● **LISTED RECORDS**
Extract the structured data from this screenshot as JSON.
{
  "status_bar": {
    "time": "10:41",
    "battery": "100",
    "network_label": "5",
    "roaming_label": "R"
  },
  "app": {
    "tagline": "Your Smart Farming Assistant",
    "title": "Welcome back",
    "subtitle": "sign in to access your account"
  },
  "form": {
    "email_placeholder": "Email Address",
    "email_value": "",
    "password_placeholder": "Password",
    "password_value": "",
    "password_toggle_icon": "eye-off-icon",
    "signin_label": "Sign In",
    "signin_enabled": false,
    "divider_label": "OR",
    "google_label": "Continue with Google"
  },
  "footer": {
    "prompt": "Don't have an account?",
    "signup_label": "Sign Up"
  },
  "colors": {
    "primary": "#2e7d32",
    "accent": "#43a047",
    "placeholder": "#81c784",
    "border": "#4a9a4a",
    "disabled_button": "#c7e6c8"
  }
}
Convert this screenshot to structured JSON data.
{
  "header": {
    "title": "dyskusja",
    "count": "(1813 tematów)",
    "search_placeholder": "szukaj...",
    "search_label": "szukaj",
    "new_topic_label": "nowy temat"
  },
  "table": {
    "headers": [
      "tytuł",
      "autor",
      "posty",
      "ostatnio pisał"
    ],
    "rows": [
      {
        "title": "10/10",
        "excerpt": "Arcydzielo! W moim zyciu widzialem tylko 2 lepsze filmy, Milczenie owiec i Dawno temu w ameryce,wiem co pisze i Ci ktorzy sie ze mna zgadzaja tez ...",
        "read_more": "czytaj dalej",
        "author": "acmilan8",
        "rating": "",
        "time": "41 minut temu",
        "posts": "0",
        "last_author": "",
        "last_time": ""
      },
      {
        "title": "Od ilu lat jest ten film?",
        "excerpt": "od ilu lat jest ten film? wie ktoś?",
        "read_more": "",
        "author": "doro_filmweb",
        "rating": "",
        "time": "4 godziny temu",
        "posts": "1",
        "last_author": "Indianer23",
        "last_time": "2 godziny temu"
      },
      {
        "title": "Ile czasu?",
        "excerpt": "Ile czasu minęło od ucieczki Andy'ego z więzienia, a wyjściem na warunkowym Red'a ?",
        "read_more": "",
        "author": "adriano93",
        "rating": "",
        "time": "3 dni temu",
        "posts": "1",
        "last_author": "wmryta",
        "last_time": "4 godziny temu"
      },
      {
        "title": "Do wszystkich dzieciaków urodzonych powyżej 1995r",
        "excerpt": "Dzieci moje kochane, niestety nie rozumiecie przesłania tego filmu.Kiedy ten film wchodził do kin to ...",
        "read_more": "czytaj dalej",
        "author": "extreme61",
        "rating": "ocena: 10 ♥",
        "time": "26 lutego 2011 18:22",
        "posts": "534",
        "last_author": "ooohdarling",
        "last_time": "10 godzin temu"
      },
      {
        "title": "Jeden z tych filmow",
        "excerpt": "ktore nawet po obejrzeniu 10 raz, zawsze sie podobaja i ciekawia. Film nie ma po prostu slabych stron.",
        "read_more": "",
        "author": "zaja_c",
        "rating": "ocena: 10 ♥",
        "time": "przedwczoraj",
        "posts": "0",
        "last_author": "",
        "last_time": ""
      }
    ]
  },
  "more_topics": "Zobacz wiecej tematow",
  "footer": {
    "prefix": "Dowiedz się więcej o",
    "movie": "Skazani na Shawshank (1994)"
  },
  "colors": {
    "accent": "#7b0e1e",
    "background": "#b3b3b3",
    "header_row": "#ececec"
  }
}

● **WHAT TO DO**
Give the listing above again, word for word.

● **RESPONSE TO THE EXERCISE**
Extract the structured data from this screenshot as JSON.
{
  "status_bar": {
    "time": "10:41",
    "battery": "100",
    "network_label": "5",
    "roaming_label": "R"
  },
  "app": {
    "tagline": "Your Smart Farming Assistant",
    "title": "Welcome back",
    "subtitle": "sign in to access your account"
  },
  "form": {
    "email_placeholder": "Email Address",
    "email_value": "",
    "password_placeholder": "Password",
    "password_value": "",
    "password_toggle_icon": "eye-off-icon",
    "signin_label": "Sign In",
    "signin_enabled": false,
    "divider_label": "OR",
    "google_label": "Continue with Google"
  },
  "footer": {
    "prompt": "Don't have an account?",
    "signup_label": "Sign Up"
  },
  "colors": {
    "primary": "#2e7d32",
    "accent": "#43a047",
    "placeholder": "#81c784",
    "border": "#4a9a4a",
    "disabled_button": "#c7e6c8"
  }
}
Convert this screenshot to structured JSON data.
{
  "header": {
    "title": "dyskusja",
    "count": "(1813 tematów)",
    "search_placeholder": "szukaj...",
    "search_label": "szukaj",
    "new_topic_label": "nowy temat"
  },
  "table": {
    "headers": [
      "tytuł",
      "autor",
      "posty",
      "ostatnio pisał"
    ],
    "rows": [
      {
        "title": "10/10",
        "excerpt": "Arcydzielo! W moim zyciu widzialem tylko 2 lepsze filmy, Milczenie owiec i Dawno temu w ameryce,wiem co pisze i Ci ktorzy sie ze mna zgadzaja tez ...",
        "read_more": "czytaj dalej",
        "author": "acmilan8",
        "rating": "",
        "time": "41 minut temu",
        "posts": "0",
        "last_author": "",
        "last_time": ""
      },
      {
        "title": "Od ilu lat jest ten film?",
        "excerpt": "od ilu lat jest ten film? wie ktoś?",
        "read_more": "",
        "author": "doro_filmweb",
        "rating": "",
        "time": "4 godziny temu",
        "posts": "1",
        "last_author": "Indianer23",
        "last_time": "2 godziny temu"
      },
      {
        "title": "Ile czasu?",
        "excerpt": "Ile czasu minęło od ucieczki Andy'ego z więzienia, a wyjściem na warunkowym Red'a ?",
        "read_more": "",
        "author": "adriano93",
        "rating": "",
        "time": "3 dni temu",
        "posts": "1",
        "last_author": "wmryta",
        "last_time": "4 godziny temu"
      },
      {
        "title": "Do wszystkich dzieciaków urodzonych powyżej 1995r",
        "excerpt": "Dzieci moje kochane, niestety nie rozumiecie przesłania tego filmu.Kiedy ten film wchodził do kin to ...",
        "read_more": "czytaj dalej",
        "author": "extreme61",
        "rating": "ocena: 10 ♥",
        "time": "26 lutego 2011 18:22",
        "posts": "534",
        "last_author": "ooohdarling",
        "last_time": "10 godzin temu"
      },
      {
        "title": "Jeden z tych filmow",
        "excerpt": "ktore nawet po obejrzeniu 10 raz, zawsze sie podobaja i ciekawia. Film nie ma po prostu slabych stron.",
        "read_more": "",
        "author": "zaja_c",
        "rating": "ocena: 10 ♥",
        "time": "przedwczoraj",
        "posts": "0",
        "last_author": "",
        "last_time": ""
      }
    ]
  },
  "more_topics": "Zobacz wiecej tematow",
  "footer": {
    "prefix": "Dowiedz się więcej o",
    "movie": "Skazani na Shawshank (1994)"
  },
  "colors": {
    "accent": "#7b0e1e",
    "background": "#b3b3b3",
    "header_row": "#ececec"
  }
}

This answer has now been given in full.